>> BEGIN DATASET CONTENT
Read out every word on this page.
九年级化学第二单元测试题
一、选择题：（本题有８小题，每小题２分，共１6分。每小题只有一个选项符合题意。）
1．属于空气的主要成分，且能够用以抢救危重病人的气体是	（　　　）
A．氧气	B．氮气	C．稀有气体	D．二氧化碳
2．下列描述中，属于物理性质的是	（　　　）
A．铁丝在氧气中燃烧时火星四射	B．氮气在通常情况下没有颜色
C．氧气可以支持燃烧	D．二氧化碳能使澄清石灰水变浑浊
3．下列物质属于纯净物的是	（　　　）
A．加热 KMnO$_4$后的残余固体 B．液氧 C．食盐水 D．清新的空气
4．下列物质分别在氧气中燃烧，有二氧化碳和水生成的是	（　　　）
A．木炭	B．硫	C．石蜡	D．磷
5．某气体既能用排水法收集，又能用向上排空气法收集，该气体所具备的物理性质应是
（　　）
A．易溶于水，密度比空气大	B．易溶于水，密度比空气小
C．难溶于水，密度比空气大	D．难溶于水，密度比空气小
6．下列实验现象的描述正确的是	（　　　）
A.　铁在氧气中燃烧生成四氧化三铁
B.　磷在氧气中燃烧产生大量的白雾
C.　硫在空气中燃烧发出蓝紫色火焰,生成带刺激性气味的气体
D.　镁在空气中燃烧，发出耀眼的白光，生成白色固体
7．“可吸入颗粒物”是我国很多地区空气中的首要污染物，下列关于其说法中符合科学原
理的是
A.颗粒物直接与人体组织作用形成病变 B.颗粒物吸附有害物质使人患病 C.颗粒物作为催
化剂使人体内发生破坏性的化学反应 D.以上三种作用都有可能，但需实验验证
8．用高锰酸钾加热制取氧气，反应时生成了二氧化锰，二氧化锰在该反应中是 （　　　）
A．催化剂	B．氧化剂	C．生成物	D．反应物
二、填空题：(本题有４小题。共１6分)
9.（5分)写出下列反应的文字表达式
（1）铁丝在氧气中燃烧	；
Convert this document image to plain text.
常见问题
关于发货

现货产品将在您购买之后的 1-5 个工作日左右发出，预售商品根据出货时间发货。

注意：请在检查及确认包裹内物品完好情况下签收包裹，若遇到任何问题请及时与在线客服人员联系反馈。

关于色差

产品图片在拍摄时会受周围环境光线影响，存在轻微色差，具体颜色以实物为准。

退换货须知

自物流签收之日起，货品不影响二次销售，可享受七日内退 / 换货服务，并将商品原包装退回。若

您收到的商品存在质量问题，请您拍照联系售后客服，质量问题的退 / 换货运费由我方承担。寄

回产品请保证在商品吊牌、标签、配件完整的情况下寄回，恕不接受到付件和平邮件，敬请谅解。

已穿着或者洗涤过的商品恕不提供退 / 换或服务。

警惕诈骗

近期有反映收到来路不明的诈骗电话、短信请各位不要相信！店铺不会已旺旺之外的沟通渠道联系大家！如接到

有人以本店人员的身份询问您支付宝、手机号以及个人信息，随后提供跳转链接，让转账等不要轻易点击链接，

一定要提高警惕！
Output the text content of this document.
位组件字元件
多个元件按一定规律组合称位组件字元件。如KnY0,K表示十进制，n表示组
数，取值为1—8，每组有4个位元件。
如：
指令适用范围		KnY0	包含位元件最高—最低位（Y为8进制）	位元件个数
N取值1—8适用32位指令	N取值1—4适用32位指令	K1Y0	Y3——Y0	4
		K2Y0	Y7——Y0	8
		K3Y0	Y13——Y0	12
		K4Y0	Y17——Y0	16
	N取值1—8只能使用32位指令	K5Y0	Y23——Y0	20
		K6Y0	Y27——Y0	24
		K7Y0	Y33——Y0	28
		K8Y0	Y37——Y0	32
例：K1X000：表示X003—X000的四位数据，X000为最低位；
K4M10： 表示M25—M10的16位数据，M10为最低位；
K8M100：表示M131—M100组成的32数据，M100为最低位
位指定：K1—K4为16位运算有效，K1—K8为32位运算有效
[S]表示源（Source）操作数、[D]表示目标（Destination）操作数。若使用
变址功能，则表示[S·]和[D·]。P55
>> END DATASET CONTENT
How many of the lines above include the string "密度比空气大"? Answer with the number only.

2